#### Excerpted data:

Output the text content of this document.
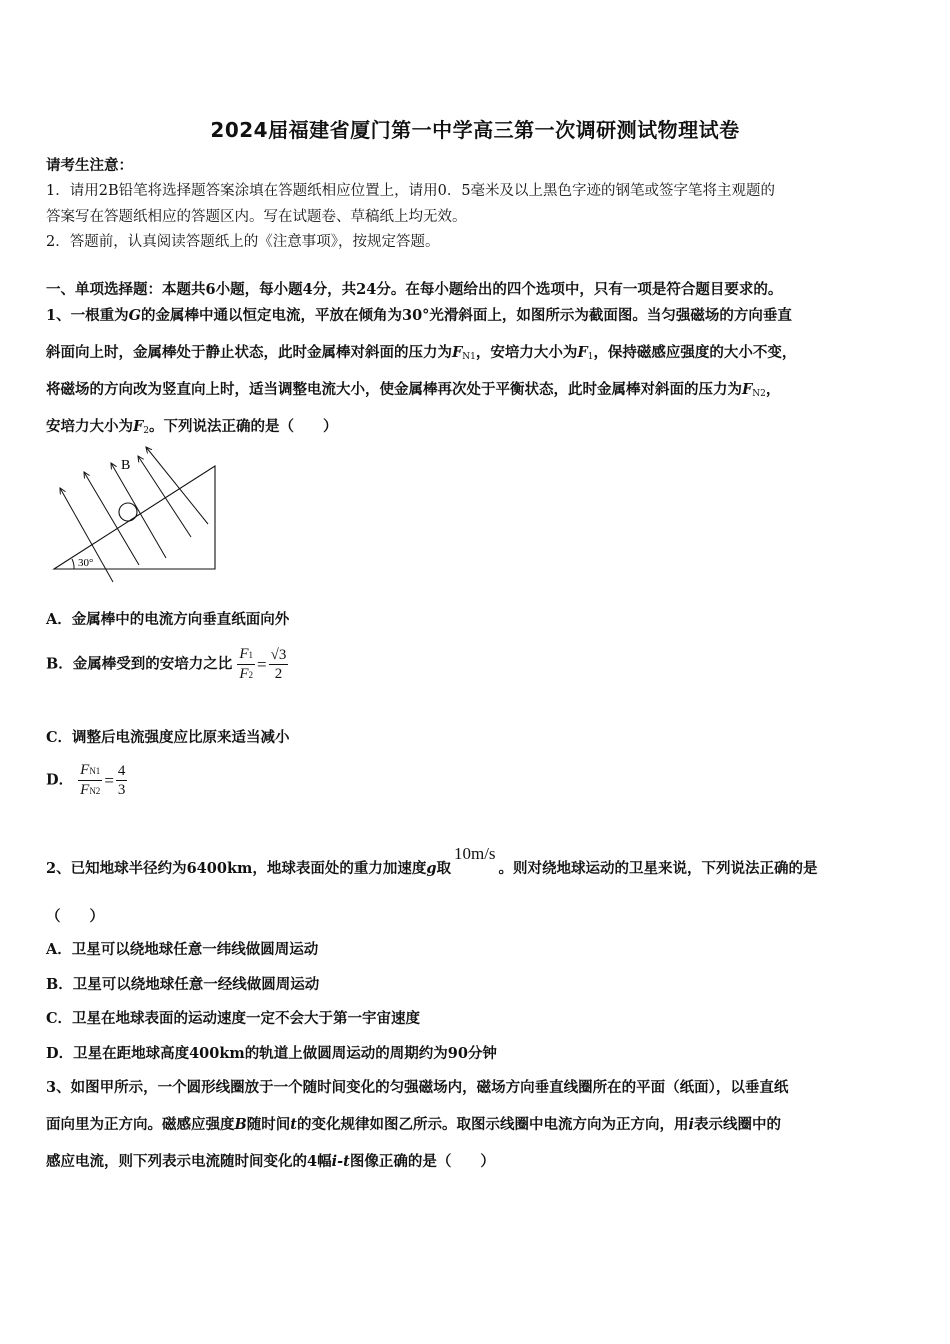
2024届福建省厦门第一中学高三第一次调研测试物理试卷
请考生注意：
1．请用2B铅笔将选择题答案涂填在答题纸相应位置上，请用0．5毫米及以上黑色字迹的钢笔或签字笔将主观题的
答案写在答题纸相应的答题区内。写在试题卷、草稿纸上均无效。
2．答题前，认真阅读答题纸上的《注意事项》，按规定答题。
一、单项选择题：本题共6小题，每小题4分，共24分。在每小题给出的四个选项中，只有一项是符合题目要求的。
1、一根重为G的金属棒中通以恒定电流，平放在倾角为30°光滑斜面上，如图所示为截面图。当匀强磁场的方向垂直
斜面向上时，金属棒处于静止状态，此时金属棒对斜面的压力为$F_{N1}$，安培力大小为$F_1$，保持磁感应强度的大小不变，
将磁场的方向改为竖直向上时，适当调整电流大小，使金属棒再次处于平衡状态，此时金属棒对斜面的压力为$F_{N2}$，
安培力大小为$F_2$。下列说法正确的是（　　）
B
30°
A．金属棒中的电流方向垂直纸面向外
B．金属棒受到的安培力之比 $\frac{F1}{F2} = \frac{√3}{2}$
C．调整后电流强度应比原来适当减小
D． $\frac{FN1}{FN2} = \frac{4}{3}$
2、已知地球半径约为6400km，地球表面处的重力加速度g取10m/s。则对绕地球运动的卫星来说，下列说法正确的是
（　　）
A．卫星可以绕地球任意一纬线做圆周运动
B．卫星可以绕地球任意一经线做圆周运动
C．卫星在地球表面的运动速度一定不会大于第一宇宙速度
D．卫星在距地球高度400km的轨道上做圆周运动的周期约为90分钟
3、如图甲所示，一个圆形线圈放于一个随时间变化的匀强磁场内，磁场方向垂直线圈所在的平面（纸面），以垂直纸
面向里为正方向。磁感应强度B随时间t的变化规律如图乙所示。取图示线圈中电流方向为正方向，用i表示线圈中的
感应电流，则下列表示电流随时间变化的4幅i-t图像正确的是（　　）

#### Task:
Copy out every line of the data that includes "frac".

#### Solution for this task:
B．金属棒受到的安培力之比 $\frac{F1}{F2} = \frac{√3}{2}$
D． $\frac{FN1}{FN2} = \frac{4}{3}$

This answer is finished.